** Opening Exercise inputs block **
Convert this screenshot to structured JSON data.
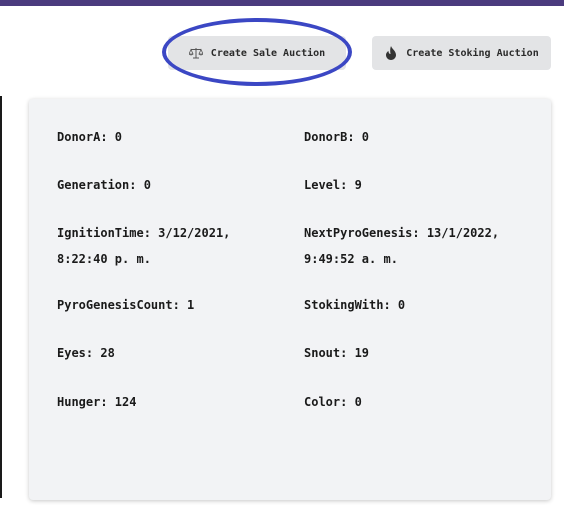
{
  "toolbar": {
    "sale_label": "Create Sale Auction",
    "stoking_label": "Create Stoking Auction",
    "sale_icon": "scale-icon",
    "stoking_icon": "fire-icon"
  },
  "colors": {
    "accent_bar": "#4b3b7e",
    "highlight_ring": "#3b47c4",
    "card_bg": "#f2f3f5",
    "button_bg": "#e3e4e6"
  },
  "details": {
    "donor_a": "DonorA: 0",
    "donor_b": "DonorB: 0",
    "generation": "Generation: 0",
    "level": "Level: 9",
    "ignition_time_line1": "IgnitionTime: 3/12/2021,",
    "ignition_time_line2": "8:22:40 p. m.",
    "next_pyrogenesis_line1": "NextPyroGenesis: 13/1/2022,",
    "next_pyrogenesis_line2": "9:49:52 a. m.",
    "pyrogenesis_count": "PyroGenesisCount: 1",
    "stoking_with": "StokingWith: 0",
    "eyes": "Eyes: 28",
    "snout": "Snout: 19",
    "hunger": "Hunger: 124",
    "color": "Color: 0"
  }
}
** Closing Exercise inputs block **
*Task brief*: In your copy, omit the pictures and restate every line of the data word for word.

*Solution to this exercise*:
Convert this screenshot to structured JSON data.
{
  "toolbar": {
    "sale_label": "Create Sale Auction",
    "stoking_label": "Create Stoking Auction",
    "sale_icon": "scale-icon",
    "stoking_icon": "fire-icon"
  },
  "colors": {
    "accent_bar": "#4b3b7e",
    "highlight_ring": "#3b47c4",
    "card_bg": "#f2f3f5",
    "button_bg": "#e3e4e6"
  },
  "details": {
    "donor_a": "DonorA: 0",
    "donor_b": "DonorB: 0",
    "generation": "Generation: 0",
    "level": "Level: 9",
    "ignition_time_line1": "IgnitionTime: 3/12/2021,",
    "ignition_time_line2": "8:22:40 p. m.",
    "next_pyrogenesis_line1": "NextPyroGenesis: 13/1/2022,",
    "next_pyrogenesis_line2": "9:49:52 a. m.",
    "pyrogenesis_count": "PyroGenesisCount: 1",
    "stoking_with": "StokingWith: 0",
    "eyes": "Eyes: 28",
    "snout": "Snout: 19",
    "hunger": "Hunger: 124",
    "color": "Color: 0"
  }
}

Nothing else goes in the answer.